Task to carry out = Report every line in the listing below where the string "subtitle" shows up.

Data shown =
----

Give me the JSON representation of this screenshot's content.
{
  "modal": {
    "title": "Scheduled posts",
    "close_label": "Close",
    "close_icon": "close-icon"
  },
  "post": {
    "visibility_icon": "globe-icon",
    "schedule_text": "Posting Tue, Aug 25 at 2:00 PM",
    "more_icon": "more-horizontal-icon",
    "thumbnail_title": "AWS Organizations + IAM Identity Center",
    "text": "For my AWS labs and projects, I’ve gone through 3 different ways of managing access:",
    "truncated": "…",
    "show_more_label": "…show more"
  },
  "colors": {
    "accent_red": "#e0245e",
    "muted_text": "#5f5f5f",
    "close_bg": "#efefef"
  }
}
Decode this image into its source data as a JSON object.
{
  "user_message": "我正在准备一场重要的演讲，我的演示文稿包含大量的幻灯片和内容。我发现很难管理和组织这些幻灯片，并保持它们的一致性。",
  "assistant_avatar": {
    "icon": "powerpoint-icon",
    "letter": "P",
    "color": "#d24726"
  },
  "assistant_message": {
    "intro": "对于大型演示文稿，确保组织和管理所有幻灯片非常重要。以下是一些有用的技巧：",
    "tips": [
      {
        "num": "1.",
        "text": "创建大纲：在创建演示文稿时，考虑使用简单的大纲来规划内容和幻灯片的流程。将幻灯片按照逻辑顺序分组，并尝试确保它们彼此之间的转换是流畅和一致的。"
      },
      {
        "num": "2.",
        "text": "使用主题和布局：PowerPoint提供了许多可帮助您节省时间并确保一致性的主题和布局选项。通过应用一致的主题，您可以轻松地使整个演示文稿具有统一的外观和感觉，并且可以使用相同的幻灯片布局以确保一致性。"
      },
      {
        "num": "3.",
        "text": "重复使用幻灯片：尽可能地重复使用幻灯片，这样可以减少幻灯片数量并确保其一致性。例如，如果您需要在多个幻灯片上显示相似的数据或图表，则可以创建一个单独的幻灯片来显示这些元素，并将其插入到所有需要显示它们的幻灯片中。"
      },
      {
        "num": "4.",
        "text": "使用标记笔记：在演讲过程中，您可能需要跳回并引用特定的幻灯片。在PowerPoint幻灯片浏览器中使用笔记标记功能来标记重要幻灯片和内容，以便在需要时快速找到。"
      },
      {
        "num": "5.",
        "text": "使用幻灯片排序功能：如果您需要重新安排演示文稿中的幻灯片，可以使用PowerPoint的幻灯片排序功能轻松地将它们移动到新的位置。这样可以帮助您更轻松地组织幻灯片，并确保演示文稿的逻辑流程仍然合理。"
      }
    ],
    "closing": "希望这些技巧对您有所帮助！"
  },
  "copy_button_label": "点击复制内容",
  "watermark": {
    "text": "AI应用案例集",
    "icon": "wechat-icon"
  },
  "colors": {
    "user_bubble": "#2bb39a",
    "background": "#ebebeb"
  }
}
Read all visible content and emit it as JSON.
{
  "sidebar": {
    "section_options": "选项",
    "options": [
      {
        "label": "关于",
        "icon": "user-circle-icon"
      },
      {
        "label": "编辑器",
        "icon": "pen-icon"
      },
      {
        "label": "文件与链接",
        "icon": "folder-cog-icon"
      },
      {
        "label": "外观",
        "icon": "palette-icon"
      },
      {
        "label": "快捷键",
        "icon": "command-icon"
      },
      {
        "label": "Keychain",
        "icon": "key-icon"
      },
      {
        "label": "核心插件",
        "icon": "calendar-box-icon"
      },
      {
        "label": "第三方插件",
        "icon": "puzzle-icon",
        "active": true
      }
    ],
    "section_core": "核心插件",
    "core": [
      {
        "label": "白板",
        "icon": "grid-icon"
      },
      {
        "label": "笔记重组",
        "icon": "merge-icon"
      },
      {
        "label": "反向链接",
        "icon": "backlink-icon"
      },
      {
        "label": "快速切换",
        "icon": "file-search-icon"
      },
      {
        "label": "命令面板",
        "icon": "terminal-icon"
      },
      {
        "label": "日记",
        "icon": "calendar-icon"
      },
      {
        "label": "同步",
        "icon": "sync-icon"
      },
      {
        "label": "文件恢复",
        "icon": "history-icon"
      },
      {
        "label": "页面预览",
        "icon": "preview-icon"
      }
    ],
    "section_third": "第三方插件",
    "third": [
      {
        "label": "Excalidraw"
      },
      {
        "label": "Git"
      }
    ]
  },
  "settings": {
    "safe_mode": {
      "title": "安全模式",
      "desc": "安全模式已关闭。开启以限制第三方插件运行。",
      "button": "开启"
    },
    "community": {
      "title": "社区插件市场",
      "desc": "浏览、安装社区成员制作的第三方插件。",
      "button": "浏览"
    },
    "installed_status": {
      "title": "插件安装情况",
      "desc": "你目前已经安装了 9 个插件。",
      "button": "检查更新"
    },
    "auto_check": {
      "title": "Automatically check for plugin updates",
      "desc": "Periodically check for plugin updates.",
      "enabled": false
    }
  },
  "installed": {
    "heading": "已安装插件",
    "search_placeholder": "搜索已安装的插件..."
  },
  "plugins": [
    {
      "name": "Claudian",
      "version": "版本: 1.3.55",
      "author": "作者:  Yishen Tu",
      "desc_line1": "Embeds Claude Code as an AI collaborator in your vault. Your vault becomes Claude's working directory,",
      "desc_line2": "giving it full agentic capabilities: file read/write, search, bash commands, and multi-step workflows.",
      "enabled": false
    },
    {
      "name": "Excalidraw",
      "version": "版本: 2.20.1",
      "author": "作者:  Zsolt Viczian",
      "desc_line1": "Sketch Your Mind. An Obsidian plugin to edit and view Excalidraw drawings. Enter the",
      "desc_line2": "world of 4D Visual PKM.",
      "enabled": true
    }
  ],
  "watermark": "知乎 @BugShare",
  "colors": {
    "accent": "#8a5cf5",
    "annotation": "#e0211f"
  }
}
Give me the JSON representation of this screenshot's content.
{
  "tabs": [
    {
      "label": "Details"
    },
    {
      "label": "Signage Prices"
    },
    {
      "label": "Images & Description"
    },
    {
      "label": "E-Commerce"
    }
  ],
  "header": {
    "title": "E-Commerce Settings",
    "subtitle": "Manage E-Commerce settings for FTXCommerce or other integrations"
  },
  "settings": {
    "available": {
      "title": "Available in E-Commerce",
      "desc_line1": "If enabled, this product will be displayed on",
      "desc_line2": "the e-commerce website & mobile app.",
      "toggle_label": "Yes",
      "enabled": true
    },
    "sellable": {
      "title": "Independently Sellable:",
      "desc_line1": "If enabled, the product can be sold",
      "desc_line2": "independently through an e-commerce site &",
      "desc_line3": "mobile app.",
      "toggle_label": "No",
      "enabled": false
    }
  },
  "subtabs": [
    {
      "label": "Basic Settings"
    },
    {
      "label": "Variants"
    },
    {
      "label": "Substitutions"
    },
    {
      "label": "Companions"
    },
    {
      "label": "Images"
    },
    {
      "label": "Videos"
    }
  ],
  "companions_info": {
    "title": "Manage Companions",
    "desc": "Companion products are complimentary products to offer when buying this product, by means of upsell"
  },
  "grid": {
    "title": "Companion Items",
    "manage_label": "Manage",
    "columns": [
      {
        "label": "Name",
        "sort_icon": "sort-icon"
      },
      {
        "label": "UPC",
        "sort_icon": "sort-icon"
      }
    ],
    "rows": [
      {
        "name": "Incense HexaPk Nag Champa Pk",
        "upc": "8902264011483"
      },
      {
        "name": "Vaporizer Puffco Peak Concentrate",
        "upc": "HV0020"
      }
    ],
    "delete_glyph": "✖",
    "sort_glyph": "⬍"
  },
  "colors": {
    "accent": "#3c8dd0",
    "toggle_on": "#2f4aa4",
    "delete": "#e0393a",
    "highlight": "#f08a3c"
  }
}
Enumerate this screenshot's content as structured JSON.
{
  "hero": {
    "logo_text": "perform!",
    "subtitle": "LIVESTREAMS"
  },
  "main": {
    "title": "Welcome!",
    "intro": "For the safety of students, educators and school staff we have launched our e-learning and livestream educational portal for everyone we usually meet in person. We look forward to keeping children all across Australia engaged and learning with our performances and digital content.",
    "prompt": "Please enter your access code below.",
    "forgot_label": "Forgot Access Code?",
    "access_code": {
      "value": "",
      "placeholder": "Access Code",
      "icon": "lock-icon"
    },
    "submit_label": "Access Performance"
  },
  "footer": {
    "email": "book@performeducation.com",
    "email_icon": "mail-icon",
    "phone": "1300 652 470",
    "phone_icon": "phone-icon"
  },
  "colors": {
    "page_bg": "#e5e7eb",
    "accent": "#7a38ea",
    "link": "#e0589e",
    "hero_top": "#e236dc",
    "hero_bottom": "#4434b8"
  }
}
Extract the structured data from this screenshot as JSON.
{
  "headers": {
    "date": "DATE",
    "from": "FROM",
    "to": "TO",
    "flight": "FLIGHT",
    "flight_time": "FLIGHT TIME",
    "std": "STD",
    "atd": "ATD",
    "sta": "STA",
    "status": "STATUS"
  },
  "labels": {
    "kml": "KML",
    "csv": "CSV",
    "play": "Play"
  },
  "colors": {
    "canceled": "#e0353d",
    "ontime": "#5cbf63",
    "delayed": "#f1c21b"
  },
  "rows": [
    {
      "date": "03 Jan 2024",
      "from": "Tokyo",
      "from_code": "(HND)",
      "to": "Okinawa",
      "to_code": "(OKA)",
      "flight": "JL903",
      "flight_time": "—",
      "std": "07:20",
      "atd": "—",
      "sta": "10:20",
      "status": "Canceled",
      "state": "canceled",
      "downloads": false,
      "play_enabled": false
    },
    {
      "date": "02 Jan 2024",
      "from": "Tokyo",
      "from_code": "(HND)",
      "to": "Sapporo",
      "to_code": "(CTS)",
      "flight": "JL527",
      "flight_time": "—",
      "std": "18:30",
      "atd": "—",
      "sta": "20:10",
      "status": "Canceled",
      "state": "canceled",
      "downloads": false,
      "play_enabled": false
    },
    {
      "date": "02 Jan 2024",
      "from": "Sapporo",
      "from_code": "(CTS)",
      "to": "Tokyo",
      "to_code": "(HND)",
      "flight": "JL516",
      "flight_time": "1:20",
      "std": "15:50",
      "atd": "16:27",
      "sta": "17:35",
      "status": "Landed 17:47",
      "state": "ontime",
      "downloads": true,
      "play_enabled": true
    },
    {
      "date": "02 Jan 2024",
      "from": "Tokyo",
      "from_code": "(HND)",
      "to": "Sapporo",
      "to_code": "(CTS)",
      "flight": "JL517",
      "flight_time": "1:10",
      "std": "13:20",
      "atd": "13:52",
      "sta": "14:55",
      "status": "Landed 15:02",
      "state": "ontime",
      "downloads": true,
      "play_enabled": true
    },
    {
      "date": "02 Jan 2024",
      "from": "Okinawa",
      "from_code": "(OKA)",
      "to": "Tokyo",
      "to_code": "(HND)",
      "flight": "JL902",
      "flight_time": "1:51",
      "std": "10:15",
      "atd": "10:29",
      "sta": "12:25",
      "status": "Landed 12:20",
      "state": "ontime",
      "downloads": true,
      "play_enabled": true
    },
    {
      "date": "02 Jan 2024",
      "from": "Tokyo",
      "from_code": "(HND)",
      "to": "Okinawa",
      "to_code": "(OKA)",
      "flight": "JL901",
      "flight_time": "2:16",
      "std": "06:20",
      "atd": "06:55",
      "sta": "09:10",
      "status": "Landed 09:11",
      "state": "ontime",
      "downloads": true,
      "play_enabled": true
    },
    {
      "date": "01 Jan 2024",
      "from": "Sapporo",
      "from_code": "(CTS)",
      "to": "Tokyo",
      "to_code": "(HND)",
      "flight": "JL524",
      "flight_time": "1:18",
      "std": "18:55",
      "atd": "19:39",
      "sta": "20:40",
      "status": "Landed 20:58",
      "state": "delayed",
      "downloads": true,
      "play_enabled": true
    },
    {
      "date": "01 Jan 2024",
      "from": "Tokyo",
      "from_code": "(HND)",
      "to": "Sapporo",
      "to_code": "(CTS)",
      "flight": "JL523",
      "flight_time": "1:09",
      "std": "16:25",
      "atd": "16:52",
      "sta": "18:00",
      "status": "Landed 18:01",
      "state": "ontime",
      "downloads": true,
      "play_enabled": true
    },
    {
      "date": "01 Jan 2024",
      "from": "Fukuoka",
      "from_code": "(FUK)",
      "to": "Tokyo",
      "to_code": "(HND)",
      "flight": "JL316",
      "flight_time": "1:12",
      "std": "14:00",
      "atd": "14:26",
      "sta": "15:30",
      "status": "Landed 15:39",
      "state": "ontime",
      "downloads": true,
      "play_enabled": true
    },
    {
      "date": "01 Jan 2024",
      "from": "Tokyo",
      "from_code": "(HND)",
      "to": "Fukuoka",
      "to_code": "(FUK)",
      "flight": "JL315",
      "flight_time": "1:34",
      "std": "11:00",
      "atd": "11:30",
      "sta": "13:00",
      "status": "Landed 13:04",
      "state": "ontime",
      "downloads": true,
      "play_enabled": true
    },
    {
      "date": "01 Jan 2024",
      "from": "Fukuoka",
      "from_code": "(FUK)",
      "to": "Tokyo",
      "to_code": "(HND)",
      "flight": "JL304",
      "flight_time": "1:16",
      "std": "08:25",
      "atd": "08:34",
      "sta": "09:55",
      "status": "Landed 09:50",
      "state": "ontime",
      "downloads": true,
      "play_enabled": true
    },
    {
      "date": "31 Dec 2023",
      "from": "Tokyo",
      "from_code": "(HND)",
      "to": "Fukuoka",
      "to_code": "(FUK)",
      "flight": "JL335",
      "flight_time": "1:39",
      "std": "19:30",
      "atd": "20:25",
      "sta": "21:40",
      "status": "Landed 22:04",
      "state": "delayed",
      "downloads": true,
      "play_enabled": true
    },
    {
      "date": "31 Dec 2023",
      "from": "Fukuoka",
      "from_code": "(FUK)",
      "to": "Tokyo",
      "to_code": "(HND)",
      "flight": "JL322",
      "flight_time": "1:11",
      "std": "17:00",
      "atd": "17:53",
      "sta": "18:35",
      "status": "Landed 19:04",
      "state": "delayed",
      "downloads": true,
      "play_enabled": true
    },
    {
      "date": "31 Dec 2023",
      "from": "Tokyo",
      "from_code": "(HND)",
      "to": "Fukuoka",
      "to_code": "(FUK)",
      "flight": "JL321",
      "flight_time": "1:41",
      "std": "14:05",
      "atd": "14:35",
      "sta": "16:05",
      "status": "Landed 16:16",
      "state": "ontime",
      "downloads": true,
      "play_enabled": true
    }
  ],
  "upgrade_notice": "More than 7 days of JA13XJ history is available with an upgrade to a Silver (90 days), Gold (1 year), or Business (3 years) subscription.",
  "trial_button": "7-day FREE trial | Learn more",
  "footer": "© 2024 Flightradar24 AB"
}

----

Expected answer =
    "subtitle": "Manage E-Commerce settings for FTXCommerce or other integrations"
    "subtitle": "LIVESTREAMS"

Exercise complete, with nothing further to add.